> _REQUIRED WORK_
Your task is to retype each line of the data below exactly.

> _MATERIALS PROVIDED_

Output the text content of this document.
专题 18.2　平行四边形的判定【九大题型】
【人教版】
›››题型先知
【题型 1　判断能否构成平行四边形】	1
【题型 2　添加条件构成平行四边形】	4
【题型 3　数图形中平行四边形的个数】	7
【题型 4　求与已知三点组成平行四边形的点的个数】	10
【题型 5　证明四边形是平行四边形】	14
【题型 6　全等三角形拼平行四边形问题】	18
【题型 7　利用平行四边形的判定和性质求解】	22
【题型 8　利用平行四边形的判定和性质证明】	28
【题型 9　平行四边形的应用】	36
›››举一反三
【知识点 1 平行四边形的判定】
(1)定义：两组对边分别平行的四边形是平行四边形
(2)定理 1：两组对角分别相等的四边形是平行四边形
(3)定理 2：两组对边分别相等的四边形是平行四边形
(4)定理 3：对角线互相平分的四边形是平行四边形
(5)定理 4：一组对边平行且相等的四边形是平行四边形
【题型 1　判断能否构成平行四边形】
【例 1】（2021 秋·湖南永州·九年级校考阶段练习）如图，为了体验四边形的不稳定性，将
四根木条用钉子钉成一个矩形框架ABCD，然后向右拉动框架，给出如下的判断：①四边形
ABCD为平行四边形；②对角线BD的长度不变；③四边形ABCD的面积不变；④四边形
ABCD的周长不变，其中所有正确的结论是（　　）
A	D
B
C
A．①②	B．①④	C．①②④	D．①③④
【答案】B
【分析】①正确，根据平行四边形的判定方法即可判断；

> _RESULT_
Output the text content of this document.
专题 18.2　平行四边形的判定【九大题型】
【人教版】
›››题型先知
【题型 1　判断能否构成平行四边形】	1
【题型 2　添加条件构成平行四边形】	4
【题型 3　数图形中平行四边形的个数】	7
【题型 4　求与已知三点组成平行四边形的点的个数】	10
【题型 5　证明四边形是平行四边形】	14
【题型 6　全等三角形拼平行四边形问题】	18
【题型 7　利用平行四边形的判定和性质求解】	22
【题型 8　利用平行四边形的判定和性质证明】	28
【题型 9　平行四边形的应用】	36
›››举一反三
【知识点 1 平行四边形的判定】
(1)定义：两组对边分别平行的四边形是平行四边形
(2)定理 1：两组对角分别相等的四边形是平行四边形
(3)定理 2：两组对边分别相等的四边形是平行四边形
(4)定理 3：对角线互相平分的四边形是平行四边形
(5)定理 4：一组对边平行且相等的四边形是平行四边形
【题型 1　判断能否构成平行四边形】
【例 1】（2021 秋·湖南永州·九年级校考阶段练习）如图，为了体验四边形的不稳定性，将
四根木条用钉子钉成一个矩形框架ABCD，然后向右拉动框架，给出如下的判断：①四边形
ABCD为平行四边形；②对角线BD的长度不变；③四边形ABCD的面积不变；④四边形
ABCD的周长不变，其中所有正确的结论是（　　）
A	D
B
C
A．①②	B．①④	C．①②④	D．①③④
【答案】B
【分析】①正确，根据平行四边形的判定方法即可判断；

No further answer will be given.